*WRITTEN TASK*. Each entry below should be returned exactly as is, with the pictures removed.
====== DATASET ROWS
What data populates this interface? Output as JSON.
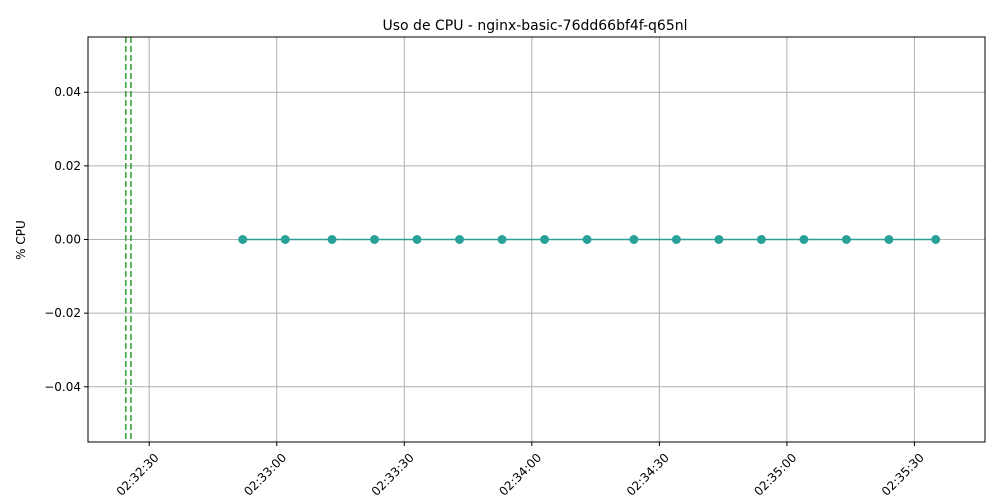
{
  "chart_data": {
    "type": "line",
    "title": "Uso de CPU - nginx-basic-76dd66bf4f-q65nl",
    "xlabel": "",
    "ylabel": "% CPU",
    "xlim": [
      "02:32:15.6",
      "02:35:46.6"
    ],
    "ylim": [
      -0.055,
      0.055
    ],
    "grid": true,
    "colors": {
      "series": "#2aa198",
      "event_lines": "#2ca02c"
    },
    "x_ticks": [
      "02:32:30",
      "02:33:00",
      "02:33:30",
      "02:34:00",
      "02:34:30",
      "02:35:00",
      "02:35:30"
    ],
    "y_ticks": [
      {
        "value": 0.04,
        "label": "0.04"
      },
      {
        "value": 0.02,
        "label": "0.02"
      },
      {
        "value": 0.0,
        "label": "0.00"
      },
      {
        "value": -0.02,
        "label": "−0.02"
      },
      {
        "value": -0.04,
        "label": "−0.04"
      }
    ],
    "event_lines": [
      "02:32:24.5",
      "02:32:25.7"
    ],
    "series": [
      {
        "x": [
          "02:32:52",
          "02:33:02",
          "02:33:13",
          "02:33:23",
          "02:33:33",
          "02:33:43",
          "02:33:53",
          "02:34:03",
          "02:34:13",
          "02:34:24",
          "02:34:34",
          "02:34:44",
          "02:34:54",
          "02:35:04",
          "02:35:14",
          "02:35:24",
          "02:35:35"
        ],
        "values": [
          0,
          0,
          0,
          0,
          0,
          0,
          0,
          0,
          0,
          0,
          0,
          0,
          0,
          0,
          0,
          0,
          0
        ]
      }
    ]
  }
}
============
*THE ANSWER*.
What data populates this interface? Output as JSON.
{
  "chart_data": {
    "type": "line",
    "title": "Uso de CPU - nginx-basic-76dd66bf4f-q65nl",
    "xlabel": "",
    "ylabel": "% CPU",
    "xlim": [
      "02:32:15.6",
      "02:35:46.6"
    ],
    "ylim": [
      -0.055,
      0.055
    ],
    "grid": true,
    "colors": {
      "series": "#2aa198",
      "event_lines": "#2ca02c"
    },
    "x_ticks": [
      "02:32:30",
      "02:33:00",
      "02:33:30",
      "02:34:00",
      "02:34:30",
      "02:35:00",
      "02:35:30"
    ],
    "y_ticks": [
      {
        "value": 0.04,
        "label": "0.04"
      },
      {
        "value": 0.02,
        "label": "0.02"
      },
      {
        "value": 0.0,
        "label": "0.00"
      },
      {
        "value": -0.02,
        "label": "−0.02"
      },
      {
        "value": -0.04,
        "label": "−0.04"
      }
    ],
    "event_lines": [
      "02:32:24.5",
      "02:32:25.7"
    ],
    "series": [
      {
        "x": [
          "02:32:52",
          "02:33:02",
          "02:33:13",
          "02:33:23",
          "02:33:33",
          "02:33:43",
          "02:33:53",
          "02:34:03",
          "02:34:13",
          "02:34:24",
          "02:34:34",
          "02:34:44",
          "02:34:54",
          "02:35:04",
          "02:35:14",
          "02:35:24",
          "02:35:35"
        ],
        "values": [
          0,
          0,
          0,
          0,
          0,
          0,
          0,
          0,
          0,
          0,
          0,
          0,
          0,
          0,
          0,
          0,
          0
        ]
      }
    ]
  }
}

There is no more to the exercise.